╭─ DATA SHOWN

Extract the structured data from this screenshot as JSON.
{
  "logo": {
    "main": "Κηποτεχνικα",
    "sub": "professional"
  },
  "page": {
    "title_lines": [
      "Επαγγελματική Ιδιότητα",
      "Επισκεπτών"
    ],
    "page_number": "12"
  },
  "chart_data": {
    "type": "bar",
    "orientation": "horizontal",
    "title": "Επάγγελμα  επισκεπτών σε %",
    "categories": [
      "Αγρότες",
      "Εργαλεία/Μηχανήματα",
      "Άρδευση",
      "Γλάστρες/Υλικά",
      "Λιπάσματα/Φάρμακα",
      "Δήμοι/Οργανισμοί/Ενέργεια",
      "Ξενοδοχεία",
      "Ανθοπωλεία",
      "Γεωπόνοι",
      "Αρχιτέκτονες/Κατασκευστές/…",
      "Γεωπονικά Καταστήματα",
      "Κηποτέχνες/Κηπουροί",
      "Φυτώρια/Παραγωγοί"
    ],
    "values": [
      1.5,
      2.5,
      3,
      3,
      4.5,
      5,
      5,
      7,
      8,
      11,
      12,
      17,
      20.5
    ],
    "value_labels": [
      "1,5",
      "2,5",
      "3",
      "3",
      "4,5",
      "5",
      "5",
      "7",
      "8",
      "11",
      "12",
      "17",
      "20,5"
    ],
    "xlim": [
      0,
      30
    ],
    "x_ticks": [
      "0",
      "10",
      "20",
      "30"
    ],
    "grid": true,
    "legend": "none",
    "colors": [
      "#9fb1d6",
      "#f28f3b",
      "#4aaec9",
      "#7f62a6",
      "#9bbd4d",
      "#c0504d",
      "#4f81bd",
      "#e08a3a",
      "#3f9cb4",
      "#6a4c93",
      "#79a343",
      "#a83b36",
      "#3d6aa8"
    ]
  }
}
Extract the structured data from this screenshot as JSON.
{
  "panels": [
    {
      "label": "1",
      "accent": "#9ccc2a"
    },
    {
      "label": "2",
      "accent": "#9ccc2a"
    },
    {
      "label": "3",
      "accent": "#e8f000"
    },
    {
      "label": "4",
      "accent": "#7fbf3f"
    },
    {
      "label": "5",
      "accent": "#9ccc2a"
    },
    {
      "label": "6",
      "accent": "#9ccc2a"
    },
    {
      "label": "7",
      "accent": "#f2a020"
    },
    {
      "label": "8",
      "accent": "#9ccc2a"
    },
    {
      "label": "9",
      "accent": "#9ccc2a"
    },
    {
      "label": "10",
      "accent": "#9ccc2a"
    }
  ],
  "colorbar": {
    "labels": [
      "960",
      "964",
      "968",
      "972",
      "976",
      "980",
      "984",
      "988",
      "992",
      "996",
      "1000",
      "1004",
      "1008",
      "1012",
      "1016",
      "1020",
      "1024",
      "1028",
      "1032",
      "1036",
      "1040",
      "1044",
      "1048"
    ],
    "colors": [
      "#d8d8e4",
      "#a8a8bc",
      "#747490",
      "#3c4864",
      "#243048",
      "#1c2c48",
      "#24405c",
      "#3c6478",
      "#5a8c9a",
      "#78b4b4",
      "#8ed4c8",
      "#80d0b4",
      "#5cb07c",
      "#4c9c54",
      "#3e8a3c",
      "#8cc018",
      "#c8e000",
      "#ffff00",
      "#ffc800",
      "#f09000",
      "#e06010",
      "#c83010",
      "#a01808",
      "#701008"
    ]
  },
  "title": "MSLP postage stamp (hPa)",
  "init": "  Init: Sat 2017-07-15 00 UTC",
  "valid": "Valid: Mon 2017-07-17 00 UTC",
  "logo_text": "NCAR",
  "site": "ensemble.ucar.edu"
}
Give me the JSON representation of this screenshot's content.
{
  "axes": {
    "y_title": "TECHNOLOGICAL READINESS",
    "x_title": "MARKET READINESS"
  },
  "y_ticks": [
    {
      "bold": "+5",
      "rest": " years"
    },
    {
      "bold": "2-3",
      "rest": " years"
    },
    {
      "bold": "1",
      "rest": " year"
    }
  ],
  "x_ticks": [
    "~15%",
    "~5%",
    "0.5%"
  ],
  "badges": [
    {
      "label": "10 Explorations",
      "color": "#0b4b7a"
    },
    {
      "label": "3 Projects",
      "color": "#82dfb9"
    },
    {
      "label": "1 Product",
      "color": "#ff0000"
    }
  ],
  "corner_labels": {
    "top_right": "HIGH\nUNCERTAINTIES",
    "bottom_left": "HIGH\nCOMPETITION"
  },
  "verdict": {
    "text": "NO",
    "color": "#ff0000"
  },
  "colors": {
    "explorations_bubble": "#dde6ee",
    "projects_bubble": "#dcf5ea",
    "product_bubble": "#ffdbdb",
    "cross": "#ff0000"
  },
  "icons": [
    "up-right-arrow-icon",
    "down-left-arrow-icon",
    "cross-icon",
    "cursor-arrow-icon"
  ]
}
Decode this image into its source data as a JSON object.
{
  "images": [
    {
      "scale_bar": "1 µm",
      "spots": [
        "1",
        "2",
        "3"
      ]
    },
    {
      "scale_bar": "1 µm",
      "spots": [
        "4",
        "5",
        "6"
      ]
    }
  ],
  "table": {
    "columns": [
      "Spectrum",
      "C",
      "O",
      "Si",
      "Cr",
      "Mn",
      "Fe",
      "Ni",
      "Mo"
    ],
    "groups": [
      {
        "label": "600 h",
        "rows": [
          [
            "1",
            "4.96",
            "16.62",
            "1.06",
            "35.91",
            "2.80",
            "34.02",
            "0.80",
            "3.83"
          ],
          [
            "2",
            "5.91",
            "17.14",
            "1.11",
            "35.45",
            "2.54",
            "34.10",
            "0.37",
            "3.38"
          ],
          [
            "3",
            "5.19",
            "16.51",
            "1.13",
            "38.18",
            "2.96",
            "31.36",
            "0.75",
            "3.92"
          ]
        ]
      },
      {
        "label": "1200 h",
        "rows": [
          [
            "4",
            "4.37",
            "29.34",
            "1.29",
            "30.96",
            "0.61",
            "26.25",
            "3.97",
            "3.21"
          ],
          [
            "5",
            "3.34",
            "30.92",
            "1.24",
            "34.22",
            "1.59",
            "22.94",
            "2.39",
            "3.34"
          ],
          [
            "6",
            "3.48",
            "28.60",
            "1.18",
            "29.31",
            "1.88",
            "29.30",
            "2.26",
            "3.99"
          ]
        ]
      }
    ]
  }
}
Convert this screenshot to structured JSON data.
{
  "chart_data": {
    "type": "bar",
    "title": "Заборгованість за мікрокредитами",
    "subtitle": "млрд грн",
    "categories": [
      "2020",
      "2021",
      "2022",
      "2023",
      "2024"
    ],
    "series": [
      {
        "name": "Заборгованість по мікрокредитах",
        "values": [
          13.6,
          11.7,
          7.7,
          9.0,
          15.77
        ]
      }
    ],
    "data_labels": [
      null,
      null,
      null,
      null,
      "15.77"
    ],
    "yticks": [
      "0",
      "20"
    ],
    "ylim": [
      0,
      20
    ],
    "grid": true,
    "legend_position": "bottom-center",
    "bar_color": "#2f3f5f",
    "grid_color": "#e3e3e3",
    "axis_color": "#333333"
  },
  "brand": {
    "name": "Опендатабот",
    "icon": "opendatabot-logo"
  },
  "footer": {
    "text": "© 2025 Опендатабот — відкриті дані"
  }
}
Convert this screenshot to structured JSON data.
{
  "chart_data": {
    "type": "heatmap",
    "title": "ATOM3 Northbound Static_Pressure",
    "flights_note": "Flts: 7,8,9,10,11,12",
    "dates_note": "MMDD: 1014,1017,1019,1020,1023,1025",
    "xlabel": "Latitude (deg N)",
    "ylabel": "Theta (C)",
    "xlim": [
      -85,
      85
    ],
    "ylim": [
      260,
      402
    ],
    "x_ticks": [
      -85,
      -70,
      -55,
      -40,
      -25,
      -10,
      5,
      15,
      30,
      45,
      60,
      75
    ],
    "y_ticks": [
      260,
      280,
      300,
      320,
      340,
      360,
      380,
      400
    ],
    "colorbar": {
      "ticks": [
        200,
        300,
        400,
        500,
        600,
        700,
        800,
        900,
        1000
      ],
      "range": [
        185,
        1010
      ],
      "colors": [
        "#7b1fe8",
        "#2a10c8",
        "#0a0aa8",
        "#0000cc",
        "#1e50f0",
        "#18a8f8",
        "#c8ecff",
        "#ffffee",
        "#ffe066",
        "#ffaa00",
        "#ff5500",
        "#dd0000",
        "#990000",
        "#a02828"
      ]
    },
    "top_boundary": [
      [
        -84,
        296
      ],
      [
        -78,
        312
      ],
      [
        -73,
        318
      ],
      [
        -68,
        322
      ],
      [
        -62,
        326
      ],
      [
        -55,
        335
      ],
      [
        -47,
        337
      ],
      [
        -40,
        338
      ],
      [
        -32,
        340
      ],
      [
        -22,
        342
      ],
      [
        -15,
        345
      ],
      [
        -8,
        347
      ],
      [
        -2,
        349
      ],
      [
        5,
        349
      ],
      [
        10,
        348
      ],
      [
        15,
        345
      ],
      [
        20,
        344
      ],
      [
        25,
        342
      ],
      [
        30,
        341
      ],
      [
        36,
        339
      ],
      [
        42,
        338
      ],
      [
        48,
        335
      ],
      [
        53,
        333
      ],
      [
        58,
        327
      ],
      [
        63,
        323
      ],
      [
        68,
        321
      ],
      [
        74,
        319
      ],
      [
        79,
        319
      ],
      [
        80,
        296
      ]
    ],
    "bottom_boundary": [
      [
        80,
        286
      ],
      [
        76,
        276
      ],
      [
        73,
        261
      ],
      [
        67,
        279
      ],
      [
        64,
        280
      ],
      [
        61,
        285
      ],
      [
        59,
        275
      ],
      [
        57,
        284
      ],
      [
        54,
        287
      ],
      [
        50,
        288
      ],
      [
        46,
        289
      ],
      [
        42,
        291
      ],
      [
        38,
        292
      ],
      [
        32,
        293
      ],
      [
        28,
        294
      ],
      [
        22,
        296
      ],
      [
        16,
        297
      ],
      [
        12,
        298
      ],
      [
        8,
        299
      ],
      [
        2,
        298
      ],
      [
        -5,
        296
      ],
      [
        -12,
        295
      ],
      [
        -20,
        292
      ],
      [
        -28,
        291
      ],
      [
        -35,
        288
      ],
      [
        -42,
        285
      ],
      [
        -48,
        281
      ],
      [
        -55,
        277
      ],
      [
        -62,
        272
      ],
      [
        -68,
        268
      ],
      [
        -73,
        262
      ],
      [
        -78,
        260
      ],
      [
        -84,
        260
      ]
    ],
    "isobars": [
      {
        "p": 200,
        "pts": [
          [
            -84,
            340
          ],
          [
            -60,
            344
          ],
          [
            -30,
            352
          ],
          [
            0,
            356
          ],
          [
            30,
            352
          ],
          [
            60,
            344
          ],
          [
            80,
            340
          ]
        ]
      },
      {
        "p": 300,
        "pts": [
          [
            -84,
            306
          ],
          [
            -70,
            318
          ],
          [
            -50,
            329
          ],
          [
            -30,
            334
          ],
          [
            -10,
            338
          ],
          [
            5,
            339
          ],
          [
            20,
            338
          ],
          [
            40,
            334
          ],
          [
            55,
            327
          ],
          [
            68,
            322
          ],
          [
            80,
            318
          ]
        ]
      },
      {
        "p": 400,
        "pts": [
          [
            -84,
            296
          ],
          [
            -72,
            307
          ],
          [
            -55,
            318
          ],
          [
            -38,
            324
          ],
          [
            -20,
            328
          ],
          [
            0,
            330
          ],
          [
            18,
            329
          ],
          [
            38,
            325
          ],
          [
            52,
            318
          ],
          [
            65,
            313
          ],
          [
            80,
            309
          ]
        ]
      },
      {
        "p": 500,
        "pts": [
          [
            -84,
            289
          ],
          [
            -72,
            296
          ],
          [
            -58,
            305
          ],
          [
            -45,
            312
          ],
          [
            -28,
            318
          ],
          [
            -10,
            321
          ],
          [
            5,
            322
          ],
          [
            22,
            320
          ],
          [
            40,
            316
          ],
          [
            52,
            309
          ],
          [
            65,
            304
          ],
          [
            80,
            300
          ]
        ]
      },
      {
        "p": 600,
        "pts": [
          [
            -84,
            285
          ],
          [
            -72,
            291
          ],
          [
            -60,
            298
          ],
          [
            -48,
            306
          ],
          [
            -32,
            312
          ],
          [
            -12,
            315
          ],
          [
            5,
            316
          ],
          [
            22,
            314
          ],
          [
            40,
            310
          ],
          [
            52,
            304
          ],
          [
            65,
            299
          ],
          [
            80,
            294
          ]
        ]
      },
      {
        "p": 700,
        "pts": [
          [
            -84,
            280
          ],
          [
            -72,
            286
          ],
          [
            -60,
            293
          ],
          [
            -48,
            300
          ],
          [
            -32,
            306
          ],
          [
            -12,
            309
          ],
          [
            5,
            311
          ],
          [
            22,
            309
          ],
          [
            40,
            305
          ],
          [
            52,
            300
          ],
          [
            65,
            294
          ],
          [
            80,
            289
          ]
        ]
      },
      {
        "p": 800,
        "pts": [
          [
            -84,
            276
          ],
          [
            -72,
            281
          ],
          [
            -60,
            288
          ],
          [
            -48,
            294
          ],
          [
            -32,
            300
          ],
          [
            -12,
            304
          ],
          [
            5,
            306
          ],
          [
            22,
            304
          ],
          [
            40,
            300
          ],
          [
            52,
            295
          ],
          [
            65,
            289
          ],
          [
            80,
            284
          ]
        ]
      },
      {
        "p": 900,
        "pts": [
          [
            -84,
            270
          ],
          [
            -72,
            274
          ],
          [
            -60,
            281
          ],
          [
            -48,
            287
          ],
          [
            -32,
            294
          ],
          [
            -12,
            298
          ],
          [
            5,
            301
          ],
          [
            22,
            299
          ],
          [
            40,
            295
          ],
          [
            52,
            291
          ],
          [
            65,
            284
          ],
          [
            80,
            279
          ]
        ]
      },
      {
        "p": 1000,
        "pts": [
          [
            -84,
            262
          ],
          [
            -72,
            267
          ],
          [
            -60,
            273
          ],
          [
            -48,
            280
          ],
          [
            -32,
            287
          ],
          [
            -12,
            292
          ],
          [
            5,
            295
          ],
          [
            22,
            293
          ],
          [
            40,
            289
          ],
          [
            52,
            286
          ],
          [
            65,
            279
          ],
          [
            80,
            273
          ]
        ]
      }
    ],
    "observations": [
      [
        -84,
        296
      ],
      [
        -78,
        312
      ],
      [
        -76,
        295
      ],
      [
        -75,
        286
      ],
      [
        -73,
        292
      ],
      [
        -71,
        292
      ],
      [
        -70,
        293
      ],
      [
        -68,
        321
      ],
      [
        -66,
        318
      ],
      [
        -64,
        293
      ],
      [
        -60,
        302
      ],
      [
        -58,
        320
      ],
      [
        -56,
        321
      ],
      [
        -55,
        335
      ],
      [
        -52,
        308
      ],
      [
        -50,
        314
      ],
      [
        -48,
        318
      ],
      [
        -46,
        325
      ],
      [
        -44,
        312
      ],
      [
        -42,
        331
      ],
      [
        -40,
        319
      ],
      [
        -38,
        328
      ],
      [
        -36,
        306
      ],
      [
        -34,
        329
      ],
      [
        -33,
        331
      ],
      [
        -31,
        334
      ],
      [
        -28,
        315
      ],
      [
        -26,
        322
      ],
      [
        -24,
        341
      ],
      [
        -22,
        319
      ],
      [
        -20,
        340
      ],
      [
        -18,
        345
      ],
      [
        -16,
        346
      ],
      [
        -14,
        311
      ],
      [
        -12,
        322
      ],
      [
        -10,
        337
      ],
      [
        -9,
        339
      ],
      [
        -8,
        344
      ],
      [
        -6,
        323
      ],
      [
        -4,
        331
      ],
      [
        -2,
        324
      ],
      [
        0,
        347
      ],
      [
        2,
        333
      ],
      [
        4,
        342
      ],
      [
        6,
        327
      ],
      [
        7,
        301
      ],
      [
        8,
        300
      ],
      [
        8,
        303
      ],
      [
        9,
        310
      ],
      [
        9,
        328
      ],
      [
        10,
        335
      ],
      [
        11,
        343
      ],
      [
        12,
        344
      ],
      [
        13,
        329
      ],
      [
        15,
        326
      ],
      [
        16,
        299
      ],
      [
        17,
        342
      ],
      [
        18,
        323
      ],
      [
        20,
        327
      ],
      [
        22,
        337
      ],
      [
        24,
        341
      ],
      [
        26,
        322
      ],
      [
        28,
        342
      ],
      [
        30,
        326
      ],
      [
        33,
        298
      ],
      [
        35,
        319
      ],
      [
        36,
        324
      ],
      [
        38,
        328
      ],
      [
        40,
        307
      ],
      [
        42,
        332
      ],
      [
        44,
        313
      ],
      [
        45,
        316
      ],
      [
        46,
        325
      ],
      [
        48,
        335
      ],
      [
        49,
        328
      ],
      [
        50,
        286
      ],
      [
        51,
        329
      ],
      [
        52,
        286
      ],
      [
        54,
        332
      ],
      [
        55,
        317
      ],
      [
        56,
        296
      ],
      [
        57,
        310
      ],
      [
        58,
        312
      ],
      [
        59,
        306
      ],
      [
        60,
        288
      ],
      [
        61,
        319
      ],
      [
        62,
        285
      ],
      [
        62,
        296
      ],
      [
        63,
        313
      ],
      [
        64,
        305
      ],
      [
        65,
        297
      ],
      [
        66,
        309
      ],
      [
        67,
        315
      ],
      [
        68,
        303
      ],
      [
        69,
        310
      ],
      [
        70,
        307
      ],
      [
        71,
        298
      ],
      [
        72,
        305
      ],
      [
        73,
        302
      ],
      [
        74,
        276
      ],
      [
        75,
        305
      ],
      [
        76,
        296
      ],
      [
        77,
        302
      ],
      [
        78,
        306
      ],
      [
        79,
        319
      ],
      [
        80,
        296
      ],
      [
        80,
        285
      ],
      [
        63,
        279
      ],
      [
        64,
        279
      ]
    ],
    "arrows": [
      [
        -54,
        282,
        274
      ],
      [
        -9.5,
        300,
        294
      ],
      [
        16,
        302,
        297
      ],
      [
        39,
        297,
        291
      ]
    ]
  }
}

╰─

__EXERCISE PROMPT__
Pull out each line of the listing that holds the string "name".

__EXPECTED ANSWER__
        "name": "Заборгованість по мікрокредитах",
    "name": "Опендатабот",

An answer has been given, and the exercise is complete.